## Written instruction
Search the data for the word "taché" and copy every line that contains it.

=======

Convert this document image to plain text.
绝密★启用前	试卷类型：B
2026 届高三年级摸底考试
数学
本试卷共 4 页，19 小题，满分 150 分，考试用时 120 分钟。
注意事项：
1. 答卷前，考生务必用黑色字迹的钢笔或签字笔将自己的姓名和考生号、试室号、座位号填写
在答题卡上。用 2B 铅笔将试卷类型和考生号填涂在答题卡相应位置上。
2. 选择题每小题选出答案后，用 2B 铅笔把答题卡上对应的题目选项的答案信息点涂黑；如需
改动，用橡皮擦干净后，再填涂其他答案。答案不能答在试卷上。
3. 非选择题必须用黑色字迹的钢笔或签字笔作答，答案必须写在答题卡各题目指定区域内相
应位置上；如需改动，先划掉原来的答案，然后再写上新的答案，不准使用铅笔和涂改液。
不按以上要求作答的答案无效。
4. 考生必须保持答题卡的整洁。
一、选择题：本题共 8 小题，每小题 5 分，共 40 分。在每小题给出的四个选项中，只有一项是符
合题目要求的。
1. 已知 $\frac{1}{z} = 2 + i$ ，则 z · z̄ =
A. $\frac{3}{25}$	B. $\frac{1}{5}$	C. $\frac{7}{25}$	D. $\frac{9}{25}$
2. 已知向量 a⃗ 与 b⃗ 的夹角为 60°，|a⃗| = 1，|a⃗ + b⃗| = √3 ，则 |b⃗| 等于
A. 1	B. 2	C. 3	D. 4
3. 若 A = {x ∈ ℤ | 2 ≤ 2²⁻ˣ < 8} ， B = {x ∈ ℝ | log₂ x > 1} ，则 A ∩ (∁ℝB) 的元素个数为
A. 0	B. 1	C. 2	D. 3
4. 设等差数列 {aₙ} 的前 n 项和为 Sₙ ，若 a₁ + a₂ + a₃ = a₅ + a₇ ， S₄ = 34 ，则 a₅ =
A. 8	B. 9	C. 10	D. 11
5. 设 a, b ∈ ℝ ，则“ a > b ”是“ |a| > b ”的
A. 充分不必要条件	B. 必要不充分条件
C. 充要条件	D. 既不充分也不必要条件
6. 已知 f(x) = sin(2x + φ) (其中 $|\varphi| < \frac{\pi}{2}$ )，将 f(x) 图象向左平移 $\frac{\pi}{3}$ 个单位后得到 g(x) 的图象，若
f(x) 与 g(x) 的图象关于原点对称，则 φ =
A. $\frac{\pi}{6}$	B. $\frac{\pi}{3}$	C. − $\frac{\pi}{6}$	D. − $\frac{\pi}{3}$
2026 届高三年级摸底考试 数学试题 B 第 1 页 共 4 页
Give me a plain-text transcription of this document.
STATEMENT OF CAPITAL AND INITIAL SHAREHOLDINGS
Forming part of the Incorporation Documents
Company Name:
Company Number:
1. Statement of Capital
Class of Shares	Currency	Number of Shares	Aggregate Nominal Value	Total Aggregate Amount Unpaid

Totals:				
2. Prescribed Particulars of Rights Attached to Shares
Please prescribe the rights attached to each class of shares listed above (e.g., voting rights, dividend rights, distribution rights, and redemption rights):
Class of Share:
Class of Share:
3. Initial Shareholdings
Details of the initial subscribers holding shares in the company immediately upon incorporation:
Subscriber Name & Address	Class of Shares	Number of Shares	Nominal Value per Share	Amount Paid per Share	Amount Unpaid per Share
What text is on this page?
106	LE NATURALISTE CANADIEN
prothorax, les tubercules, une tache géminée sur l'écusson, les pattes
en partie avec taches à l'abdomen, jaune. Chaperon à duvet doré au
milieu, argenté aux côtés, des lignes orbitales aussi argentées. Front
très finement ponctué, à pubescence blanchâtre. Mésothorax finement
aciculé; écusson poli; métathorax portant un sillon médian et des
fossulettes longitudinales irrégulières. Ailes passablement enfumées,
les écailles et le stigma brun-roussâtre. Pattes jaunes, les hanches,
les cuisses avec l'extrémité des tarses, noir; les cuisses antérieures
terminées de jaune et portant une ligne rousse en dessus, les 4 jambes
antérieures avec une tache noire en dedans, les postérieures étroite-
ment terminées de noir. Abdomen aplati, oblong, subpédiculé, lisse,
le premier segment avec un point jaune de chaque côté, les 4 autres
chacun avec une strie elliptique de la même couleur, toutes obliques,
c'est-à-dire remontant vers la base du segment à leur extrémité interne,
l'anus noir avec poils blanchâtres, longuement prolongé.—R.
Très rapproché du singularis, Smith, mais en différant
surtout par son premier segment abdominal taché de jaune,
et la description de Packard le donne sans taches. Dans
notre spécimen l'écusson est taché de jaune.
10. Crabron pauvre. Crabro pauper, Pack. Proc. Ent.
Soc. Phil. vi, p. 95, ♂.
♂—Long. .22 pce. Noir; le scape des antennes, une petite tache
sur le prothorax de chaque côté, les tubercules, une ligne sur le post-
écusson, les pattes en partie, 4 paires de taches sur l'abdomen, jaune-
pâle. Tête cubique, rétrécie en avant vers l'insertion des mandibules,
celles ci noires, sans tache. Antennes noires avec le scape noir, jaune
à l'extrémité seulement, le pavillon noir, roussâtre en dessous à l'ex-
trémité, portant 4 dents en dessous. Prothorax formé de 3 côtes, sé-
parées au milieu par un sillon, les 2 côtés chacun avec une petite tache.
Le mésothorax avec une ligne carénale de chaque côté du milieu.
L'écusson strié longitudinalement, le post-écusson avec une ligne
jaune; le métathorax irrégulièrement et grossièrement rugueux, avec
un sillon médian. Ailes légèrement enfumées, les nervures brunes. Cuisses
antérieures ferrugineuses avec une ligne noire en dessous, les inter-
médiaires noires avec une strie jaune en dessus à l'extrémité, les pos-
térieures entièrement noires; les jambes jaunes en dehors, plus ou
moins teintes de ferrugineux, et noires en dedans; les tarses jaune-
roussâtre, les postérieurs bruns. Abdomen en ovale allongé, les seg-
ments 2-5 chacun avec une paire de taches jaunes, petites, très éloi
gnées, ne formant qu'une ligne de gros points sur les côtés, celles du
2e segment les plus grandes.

=======

## Finished answer
surtout par son premier segment abdominal taché de jaune,
notre spécimen l'écusson est taché de jaune.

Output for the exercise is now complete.